OBJECTIVE: Repeat every line of the listing below exactly, minus the pictures.

Stored data entries:
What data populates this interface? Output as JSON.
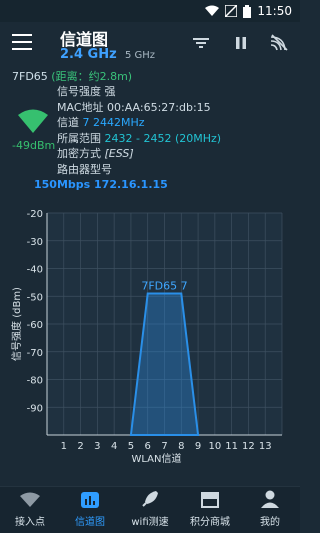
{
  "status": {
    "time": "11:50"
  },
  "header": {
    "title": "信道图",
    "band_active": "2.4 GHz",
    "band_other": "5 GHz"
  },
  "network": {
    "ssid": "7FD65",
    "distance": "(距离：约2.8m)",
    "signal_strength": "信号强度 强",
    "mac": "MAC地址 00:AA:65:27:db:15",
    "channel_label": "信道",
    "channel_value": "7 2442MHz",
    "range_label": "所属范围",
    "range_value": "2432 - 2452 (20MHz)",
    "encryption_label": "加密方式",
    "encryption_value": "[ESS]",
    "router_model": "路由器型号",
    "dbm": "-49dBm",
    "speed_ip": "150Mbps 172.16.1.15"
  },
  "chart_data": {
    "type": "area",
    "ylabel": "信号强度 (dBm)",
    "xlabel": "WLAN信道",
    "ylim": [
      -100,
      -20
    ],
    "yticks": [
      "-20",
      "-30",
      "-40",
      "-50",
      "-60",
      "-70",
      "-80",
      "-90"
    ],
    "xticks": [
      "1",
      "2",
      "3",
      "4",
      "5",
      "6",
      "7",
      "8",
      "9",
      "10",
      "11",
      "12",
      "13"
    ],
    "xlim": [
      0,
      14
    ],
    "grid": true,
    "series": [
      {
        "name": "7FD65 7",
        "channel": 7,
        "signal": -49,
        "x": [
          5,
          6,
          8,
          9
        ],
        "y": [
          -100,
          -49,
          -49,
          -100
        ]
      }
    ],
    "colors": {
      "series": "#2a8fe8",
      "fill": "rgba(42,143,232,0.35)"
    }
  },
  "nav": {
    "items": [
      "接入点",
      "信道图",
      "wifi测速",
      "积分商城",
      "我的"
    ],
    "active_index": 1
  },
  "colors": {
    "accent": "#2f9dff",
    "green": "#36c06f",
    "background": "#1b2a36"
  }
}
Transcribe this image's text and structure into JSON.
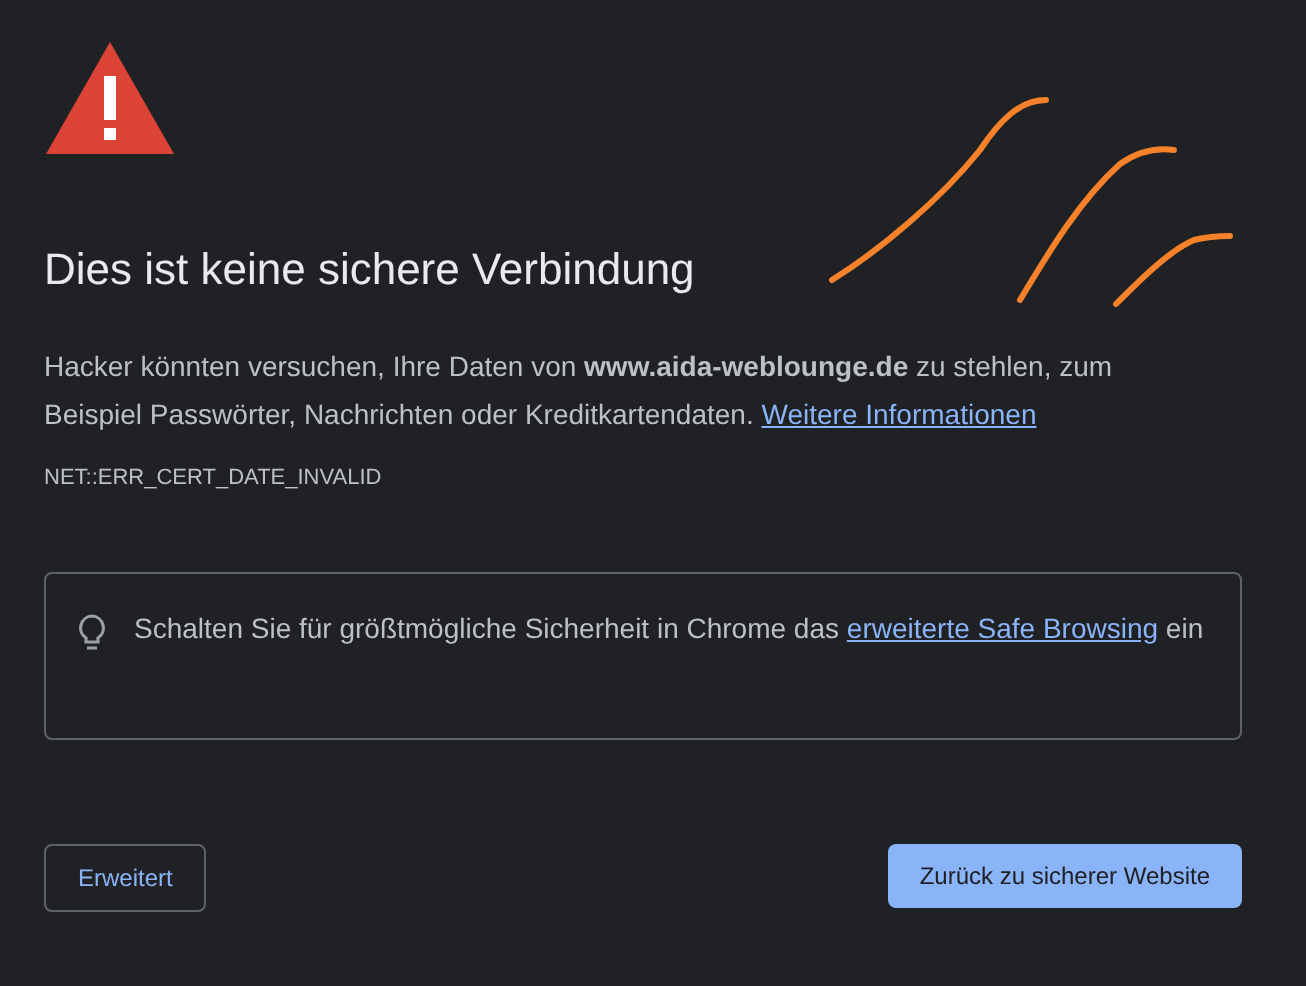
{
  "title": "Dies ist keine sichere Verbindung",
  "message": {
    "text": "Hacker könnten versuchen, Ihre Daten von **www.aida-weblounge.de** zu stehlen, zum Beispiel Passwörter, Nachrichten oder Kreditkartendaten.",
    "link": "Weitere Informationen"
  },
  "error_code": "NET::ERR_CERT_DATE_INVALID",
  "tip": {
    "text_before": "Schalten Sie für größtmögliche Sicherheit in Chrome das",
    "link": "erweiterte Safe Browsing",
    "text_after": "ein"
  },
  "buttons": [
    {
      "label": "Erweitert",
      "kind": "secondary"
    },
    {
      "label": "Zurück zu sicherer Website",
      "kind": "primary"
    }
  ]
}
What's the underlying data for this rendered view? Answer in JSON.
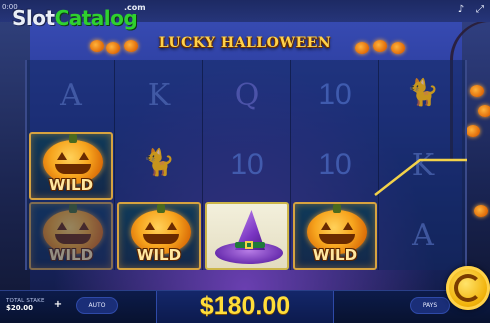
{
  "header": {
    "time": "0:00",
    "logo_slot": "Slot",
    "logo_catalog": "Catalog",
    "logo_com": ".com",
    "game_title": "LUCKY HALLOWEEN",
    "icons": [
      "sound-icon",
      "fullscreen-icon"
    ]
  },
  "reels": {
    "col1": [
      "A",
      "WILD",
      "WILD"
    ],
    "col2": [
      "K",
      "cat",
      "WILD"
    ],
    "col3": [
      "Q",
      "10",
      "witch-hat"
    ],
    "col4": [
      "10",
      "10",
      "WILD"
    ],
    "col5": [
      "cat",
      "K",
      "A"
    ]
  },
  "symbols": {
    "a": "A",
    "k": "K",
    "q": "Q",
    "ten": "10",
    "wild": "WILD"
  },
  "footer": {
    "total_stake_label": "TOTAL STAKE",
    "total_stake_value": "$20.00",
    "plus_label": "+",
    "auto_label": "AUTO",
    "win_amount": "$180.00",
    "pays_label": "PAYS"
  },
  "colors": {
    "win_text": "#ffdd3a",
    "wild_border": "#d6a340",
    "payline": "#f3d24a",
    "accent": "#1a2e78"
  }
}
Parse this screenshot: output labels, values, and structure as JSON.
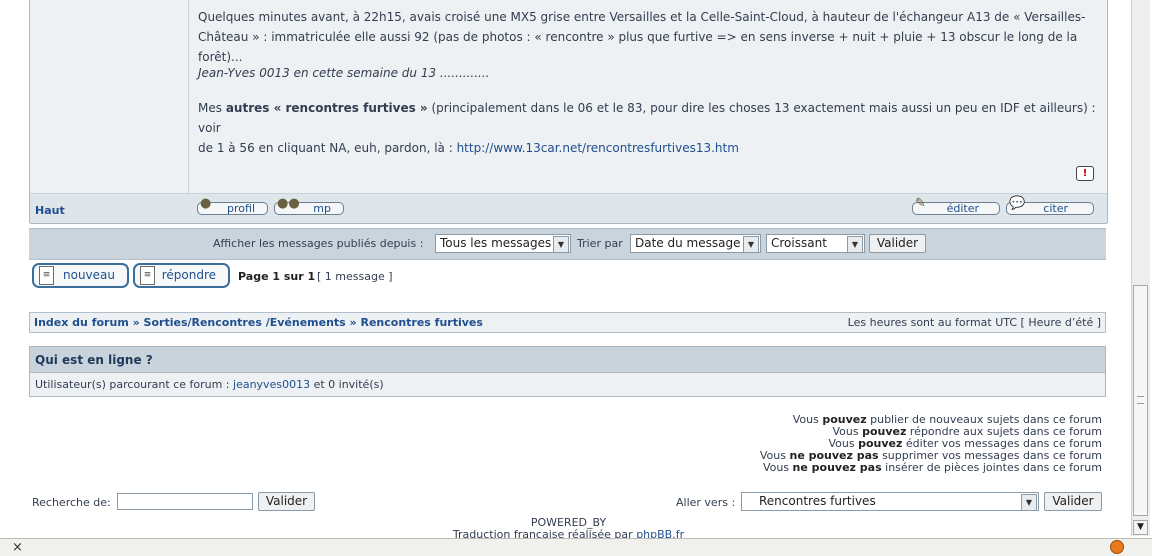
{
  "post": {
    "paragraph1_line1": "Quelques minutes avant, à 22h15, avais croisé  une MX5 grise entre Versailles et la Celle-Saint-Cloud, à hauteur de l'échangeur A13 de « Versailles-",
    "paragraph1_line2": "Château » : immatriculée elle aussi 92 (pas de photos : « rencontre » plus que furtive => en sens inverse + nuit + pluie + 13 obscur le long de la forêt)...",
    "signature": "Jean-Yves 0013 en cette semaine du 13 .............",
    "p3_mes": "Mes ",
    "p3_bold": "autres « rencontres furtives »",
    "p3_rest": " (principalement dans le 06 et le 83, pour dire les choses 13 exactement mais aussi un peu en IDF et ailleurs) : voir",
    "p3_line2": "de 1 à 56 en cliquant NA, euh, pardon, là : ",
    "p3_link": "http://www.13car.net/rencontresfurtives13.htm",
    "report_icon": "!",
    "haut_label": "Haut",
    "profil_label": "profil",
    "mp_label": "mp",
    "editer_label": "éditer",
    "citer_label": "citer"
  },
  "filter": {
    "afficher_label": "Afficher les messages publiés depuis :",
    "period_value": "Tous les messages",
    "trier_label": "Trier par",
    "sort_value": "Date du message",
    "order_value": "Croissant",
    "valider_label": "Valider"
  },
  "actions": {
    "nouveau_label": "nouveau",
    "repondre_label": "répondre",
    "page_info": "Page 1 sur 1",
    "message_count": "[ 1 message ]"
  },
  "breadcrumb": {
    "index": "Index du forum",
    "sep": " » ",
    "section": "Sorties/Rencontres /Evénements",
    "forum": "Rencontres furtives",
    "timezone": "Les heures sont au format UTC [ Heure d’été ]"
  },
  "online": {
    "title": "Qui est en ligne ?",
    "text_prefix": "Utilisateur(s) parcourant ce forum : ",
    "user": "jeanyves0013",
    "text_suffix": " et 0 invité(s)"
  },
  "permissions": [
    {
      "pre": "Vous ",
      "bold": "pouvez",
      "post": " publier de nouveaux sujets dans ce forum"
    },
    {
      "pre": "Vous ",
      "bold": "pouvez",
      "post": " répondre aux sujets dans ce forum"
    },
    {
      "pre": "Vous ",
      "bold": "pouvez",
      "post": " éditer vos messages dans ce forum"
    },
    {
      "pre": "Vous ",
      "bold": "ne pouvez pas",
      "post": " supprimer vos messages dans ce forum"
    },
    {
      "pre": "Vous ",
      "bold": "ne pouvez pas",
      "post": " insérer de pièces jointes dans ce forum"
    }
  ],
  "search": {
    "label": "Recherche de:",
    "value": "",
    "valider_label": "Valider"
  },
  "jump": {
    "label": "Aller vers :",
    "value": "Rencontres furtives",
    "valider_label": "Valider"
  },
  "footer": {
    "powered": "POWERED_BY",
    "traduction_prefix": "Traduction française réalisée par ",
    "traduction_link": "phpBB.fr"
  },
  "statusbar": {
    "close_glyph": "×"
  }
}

FINISHED EXERCISE:
What data populates this interface? Output as JSON.
{
  "status": {
    "time": "11:50"
  },
  "header": {
    "title": "信道图",
    "band_active": "2.4 GHz",
    "band_other": "5 GHz"
  },
  "network": {
    "ssid": "7FD65",
    "distance": "(距离：约2.8m)",
    "signal_strength": "信号强度 强",
    "mac": "MAC地址 00:AA:65:27:db:15",
    "channel_label": "信道",
    "channel_value": "7 2442MHz",
    "range_label": "所属范围",
    "range_value": "2432 - 2452 (20MHz)",
    "encryption_label": "加密方式",
    "encryption_value": "[ESS]",
    "router_model": "路由器型号",
    "dbm": "-49dBm",
    "speed_ip": "150Mbps 172.16.1.15"
  },
  "chart_data": {
    "type": "area",
    "ylabel": "信号强度 (dBm)",
    "xlabel": "WLAN信道",
    "ylim": [
      -100,
      -20
    ],
    "yticks": [
      "-20",
      "-30",
      "-40",
      "-50",
      "-60",
      "-70",
      "-80",
      "-90"
    ],
    "xticks": [
      "1",
      "2",
      "3",
      "4",
      "5",
      "6",
      "7",
      "8",
      "9",
      "10",
      "11",
      "12",
      "13"
    ],
    "xlim": [
      0,
      14
    ],
    "grid": true,
    "series": [
      {
        "name": "7FD65 7",
        "channel": 7,
        "signal": -49,
        "x": [
          5,
          6,
          8,
          9
        ],
        "y": [
          -100,
          -49,
          -49,
          -100
        ]
      }
    ],
    "colors": {
      "series": "#2a8fe8",
      "fill": "rgba(42,143,232,0.35)"
    }
  },
  "nav": {
    "items": [
      "接入点",
      "信道图",
      "wifi测速",
      "积分商城",
      "我的"
    ],
    "active_index": 1
  },
  "colors": {
    "accent": "#2f9dff",
    "green": "#36c06f",
    "background": "#1b2a36"
  }
}
Transcribe this image's text and structure into JSON.
{
  "title": "Dies ist keine sichere Verbindung",
  "message": {
    "text": "Hacker könnten versuchen, Ihre Daten von **www.aida-weblounge.de** zu stehlen, zum Beispiel Passwörter, Nachrichten oder Kreditkartendaten.",
    "link": "Weitere Informationen"
  },
  "error_code": "NET::ERR_CERT_DATE_INVALID",
  "tip": {
    "text_before": "Schalten Sie für größtmögliche Sicherheit in Chrome das",
    "link": "erweiterte Safe Browsing",
    "text_after": "ein"
  },
  "buttons": [
    {
      "label": "Erweitert",
      "kind": "secondary"
    },
    {
      "label": "Zurück zu sicherer Website",
      "kind": "primary"
    }
  ]
}
What's the underlying data for this rendered view? Answer in JSON.
{
  "header": {
    "time": "0:00",
    "logo_slot": "Slot",
    "logo_catalog": "Catalog",
    "logo_com": ".com",
    "game_title": "LUCKY HALLOWEEN",
    "icons": [
      "sound-icon",
      "fullscreen-icon"
    ]
  },
  "reels": {
    "col1": [
      "A",
      "WILD",
      "WILD"
    ],
    "col2": [
      "K",
      "cat",
      "WILD"
    ],
    "col3": [
      "Q",
      "10",
      "witch-hat"
    ],
    "col4": [
      "10",
      "10",
      "WILD"
    ],
    "col5": [
      "cat",
      "K",
      "A"
    ]
  },
  "symbols": {
    "a": "A",
    "k": "K",
    "q": "Q",
    "ten": "10",
    "wild": "WILD"
  },
  "footer": {
    "total_stake_label": "TOTAL STAKE",
    "total_stake_value": "$20.00",
    "plus_label": "+",
    "auto_label": "AUTO",
    "win_amount": "$180.00",
    "pays_label": "PAYS"
  },
  "colors": {
    "win_text": "#ffdd3a",
    "wild_border": "#d6a340",
    "payline": "#f3d24a",
    "accent": "#1a2e78"
  }
}
Parse this screenshot: output labels, values, and structure as JSON.
{
  "post": {
    "paragraph1_line1": "Quelques minutes avant, à 22h15, avais croisé  une MX5 grise entre Versailles et la Celle-Saint-Cloud, à hauteur de l'échangeur A13 de « Versailles-",
    "paragraph1_line2": "Château » : immatriculée elle aussi 92 (pas de photos : « rencontre » plus que furtive => en sens inverse + nuit + pluie + 13 obscur le long de la forêt)...",
    "signature": "Jean-Yves 0013 en cette semaine du 13 .............",
    "p3_mes": "Mes ",
    "p3_bold": "autres « rencontres furtives »",
    "p3_rest": " (principalement dans le 06 et le 83, pour dire les choses 13 exactement mais aussi un peu en IDF et ailleurs) : voir",
    "p3_line2": "de 1 à 56 en cliquant NA, euh, pardon, là : ",
    "p3_link": "http://www.13car.net/rencontresfurtives13.htm",
    "report_icon": "!",
    "haut_label": "Haut",
    "profil_label": "profil",
    "mp_label": "mp",
    "editer_label": "éditer",
    "citer_label": "citer"
  },
  "filter": {
    "afficher_label": "Afficher les messages publiés depuis :",
    "period_value": "Tous les messages",
    "trier_label": "Trier par",
    "sort_value": "Date du message",
    "order_value": "Croissant",
    "valider_label": "Valider"
  },
  "actions": {
    "nouveau_label": "nouveau",
    "repondre_label": "répondre",
    "page_info": "Page 1 sur 1",
    "message_count": "[ 1 message ]"
  },
  "breadcrumb": {
    "index": "Index du forum",
    "sep": " » ",
    "section": "Sorties/Rencontres /Evénements",
    "forum": "Rencontres furtives",
    "timezone": "Les heures sont au format UTC [ Heure d’été ]"
  },
  "online": {
    "title": "Qui est en ligne ?",
    "text_prefix": "Utilisateur(s) parcourant ce forum : ",
    "user": "jeanyves0013",
    "text_suffix": " et 0 invité(s)"
  },
  "permissions": [
    {
      "pre": "Vous ",
      "bold": "pouvez",
      "post": " publier de nouveaux sujets dans ce forum"
    },
    {
      "pre": "Vous ",
      "bold": "pouvez",
      "post": " répondre aux sujets dans ce forum"
    },
    {
      "pre": "Vous ",
      "bold": "pouvez",
      "post": " éditer vos messages dans ce forum"
    },
    {
      "pre": "Vous ",
      "bold": "ne pouvez pas",
      "post": " supprimer vos messages dans ce forum"
    },
    {
      "pre": "Vous ",
      "bold": "ne pouvez pas",
      "post": " insérer de pièces jointes dans ce forum"
    }
  ],
  "search": {
    "label": "Recherche de:",
    "value": "",
    "valider_label": "Valider"
  },
  "jump": {
    "label": "Aller vers :",
    "value": "Rencontres furtives",
    "valider_label": "Valider"
  },
  "footer": {
    "powered": "POWERED_BY",
    "traduction_prefix": "Traduction française réalisée par ",
    "traduction_link": "phpBB.fr"
  },
  "statusbar": {
    "close_glyph": "×"
  }
}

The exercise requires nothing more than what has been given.